== Task brief ==
Find every line with the word "高三年级调研测试" and report how many there are, without any other text.

# Input start

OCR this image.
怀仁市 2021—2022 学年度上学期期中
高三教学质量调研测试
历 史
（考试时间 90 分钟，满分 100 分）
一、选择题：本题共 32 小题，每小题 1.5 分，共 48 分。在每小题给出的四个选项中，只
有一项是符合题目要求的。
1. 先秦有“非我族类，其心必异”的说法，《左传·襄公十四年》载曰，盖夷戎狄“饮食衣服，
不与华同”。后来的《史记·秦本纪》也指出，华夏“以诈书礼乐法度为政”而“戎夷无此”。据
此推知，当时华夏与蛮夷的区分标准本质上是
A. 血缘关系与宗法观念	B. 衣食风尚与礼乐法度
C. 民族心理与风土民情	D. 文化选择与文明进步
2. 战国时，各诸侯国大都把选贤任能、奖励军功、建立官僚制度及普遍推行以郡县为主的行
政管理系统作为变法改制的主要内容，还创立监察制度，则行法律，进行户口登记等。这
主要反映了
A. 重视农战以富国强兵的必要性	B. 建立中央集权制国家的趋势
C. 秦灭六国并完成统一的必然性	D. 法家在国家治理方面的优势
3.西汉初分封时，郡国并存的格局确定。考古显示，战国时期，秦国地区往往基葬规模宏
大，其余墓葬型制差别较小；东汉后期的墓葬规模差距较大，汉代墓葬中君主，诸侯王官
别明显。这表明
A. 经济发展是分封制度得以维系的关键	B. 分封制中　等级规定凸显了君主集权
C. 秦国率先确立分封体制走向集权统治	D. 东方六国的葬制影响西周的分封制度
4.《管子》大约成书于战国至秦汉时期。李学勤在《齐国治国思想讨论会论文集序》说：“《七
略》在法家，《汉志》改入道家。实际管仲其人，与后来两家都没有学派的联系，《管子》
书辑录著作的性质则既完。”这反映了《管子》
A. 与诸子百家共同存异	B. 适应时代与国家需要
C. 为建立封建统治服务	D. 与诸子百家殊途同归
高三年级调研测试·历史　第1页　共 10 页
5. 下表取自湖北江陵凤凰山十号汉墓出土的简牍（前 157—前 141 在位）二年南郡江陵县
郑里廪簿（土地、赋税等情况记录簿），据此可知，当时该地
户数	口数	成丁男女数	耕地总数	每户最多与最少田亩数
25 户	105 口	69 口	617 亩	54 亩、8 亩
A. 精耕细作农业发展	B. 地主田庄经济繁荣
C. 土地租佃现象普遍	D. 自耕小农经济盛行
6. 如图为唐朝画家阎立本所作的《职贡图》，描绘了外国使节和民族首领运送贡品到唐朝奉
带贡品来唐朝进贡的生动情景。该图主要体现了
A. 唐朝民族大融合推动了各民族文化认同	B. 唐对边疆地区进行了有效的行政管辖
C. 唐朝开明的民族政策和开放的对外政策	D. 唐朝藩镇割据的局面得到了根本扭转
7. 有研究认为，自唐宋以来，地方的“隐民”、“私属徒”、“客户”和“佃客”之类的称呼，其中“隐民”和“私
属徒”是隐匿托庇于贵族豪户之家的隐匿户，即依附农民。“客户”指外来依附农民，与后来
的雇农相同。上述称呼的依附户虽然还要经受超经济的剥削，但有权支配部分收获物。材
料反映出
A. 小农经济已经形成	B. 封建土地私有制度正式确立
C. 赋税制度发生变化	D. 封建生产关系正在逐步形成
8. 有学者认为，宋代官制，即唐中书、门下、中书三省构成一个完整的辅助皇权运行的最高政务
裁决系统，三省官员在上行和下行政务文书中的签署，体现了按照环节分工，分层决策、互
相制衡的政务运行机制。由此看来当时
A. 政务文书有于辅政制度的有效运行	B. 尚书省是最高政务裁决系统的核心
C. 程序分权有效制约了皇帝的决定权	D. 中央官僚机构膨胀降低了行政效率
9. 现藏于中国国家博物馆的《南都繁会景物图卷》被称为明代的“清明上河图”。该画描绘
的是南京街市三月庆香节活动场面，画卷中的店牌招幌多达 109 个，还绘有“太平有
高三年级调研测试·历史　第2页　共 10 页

# Input end

== Solution for this task ==
2